» **DIRECTIVE**
The records are set out below this line. Return exactly the lines from the one containing "Type out the text in this image." through the last, and exclude the pictures.

[start]

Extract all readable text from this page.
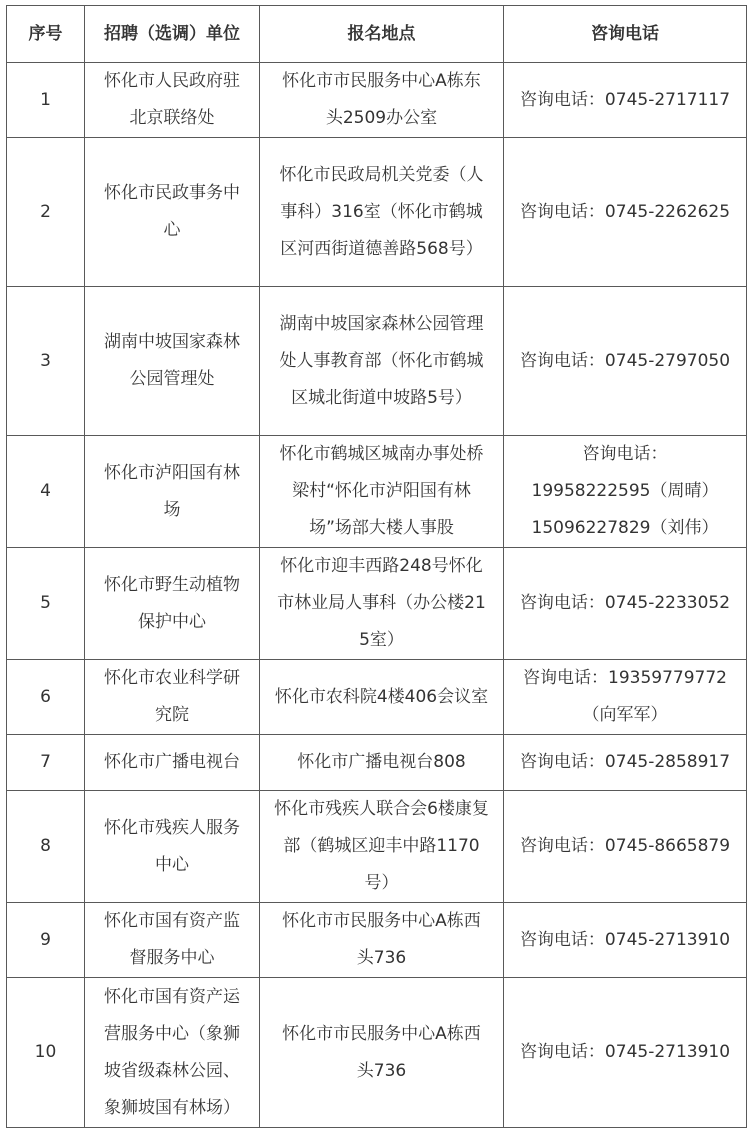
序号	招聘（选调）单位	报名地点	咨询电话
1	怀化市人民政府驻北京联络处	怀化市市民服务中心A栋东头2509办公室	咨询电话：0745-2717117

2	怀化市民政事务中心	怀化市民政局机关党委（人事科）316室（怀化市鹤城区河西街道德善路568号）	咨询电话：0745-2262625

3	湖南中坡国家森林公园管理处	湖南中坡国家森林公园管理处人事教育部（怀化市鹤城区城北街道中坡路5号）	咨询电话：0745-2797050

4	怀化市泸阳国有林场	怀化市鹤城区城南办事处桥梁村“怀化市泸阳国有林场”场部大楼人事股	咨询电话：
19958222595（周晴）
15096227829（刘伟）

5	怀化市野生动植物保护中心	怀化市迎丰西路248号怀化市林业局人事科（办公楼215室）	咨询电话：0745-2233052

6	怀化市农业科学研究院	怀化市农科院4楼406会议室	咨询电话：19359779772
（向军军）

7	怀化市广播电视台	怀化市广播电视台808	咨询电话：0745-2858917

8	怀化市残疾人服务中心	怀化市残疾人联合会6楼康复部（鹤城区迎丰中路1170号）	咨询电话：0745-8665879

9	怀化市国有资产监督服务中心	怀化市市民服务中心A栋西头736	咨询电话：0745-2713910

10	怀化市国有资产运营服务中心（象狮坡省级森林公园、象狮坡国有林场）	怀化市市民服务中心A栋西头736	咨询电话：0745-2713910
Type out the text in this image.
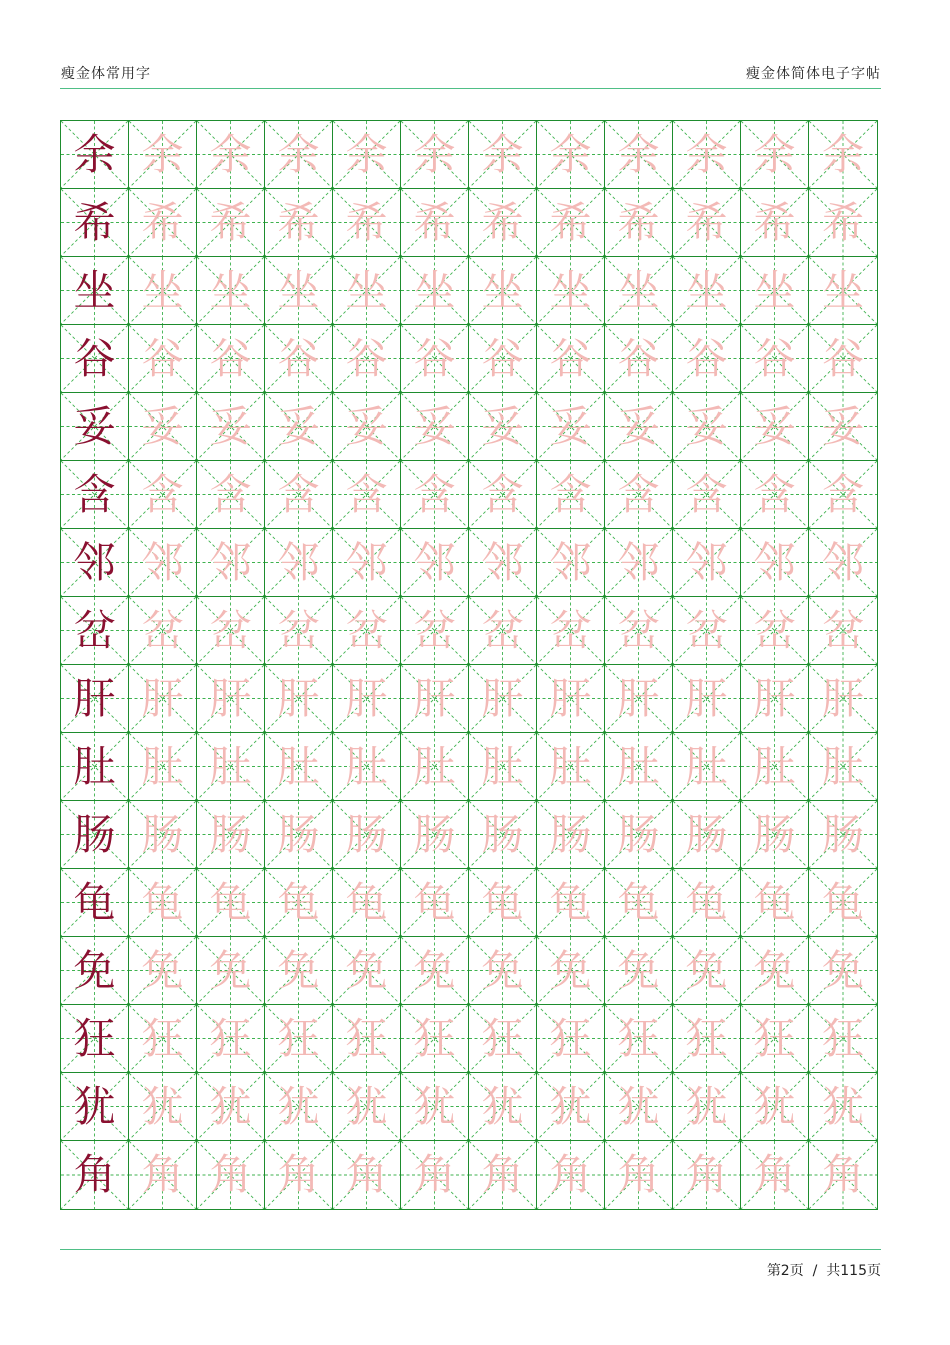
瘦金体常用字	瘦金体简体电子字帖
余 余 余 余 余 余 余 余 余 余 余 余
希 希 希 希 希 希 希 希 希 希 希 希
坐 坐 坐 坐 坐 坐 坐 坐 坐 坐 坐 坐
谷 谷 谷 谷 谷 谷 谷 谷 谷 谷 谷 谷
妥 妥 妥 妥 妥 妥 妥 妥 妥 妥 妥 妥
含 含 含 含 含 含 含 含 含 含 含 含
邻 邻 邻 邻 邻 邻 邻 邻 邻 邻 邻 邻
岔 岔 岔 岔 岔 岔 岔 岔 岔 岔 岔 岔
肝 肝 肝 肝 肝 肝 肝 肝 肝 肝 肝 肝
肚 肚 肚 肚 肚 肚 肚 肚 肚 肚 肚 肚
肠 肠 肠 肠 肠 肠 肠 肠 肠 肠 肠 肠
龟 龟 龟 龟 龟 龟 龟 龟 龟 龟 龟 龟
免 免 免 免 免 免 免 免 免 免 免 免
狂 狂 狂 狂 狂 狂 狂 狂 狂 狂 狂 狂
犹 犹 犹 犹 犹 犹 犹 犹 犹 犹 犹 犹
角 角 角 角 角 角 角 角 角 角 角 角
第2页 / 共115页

[end]

» **WRITTEN ANSWER**
Type out the text in this image.
瘦金体常用字	瘦金体简体电子字帖
余 余 余 余 余 余 余 余 余 余 余 余
希 希 希 希 希 希 希 希 希 希 希 希
坐 坐 坐 坐 坐 坐 坐 坐 坐 坐 坐 坐
谷 谷 谷 谷 谷 谷 谷 谷 谷 谷 谷 谷
妥 妥 妥 妥 妥 妥 妥 妥 妥 妥 妥 妥
含 含 含 含 含 含 含 含 含 含 含 含
邻 邻 邻 邻 邻 邻 邻 邻 邻 邻 邻 邻
岔 岔 岔 岔 岔 岔 岔 岔 岔 岔 岔 岔
肝 肝 肝 肝 肝 肝 肝 肝 肝 肝 肝 肝
肚 肚 肚 肚 肚 肚 肚 肚 肚 肚 肚 肚
肠 肠 肠 肠 肠 肠 肠 肠 肠 肠 肠 肠
龟 龟 龟 龟 龟 龟 龟 龟 龟 龟 龟 龟
免 免 免 免 免 免 免 免 免 免 免 免
狂 狂 狂 狂 狂 狂 狂 狂 狂 狂 狂 狂
犹 犹 犹 犹 犹 犹 犹 犹 犹 犹 犹 犹
角 角 角 角 角 角 角 角 角 角 角 角
第2页 / 共115页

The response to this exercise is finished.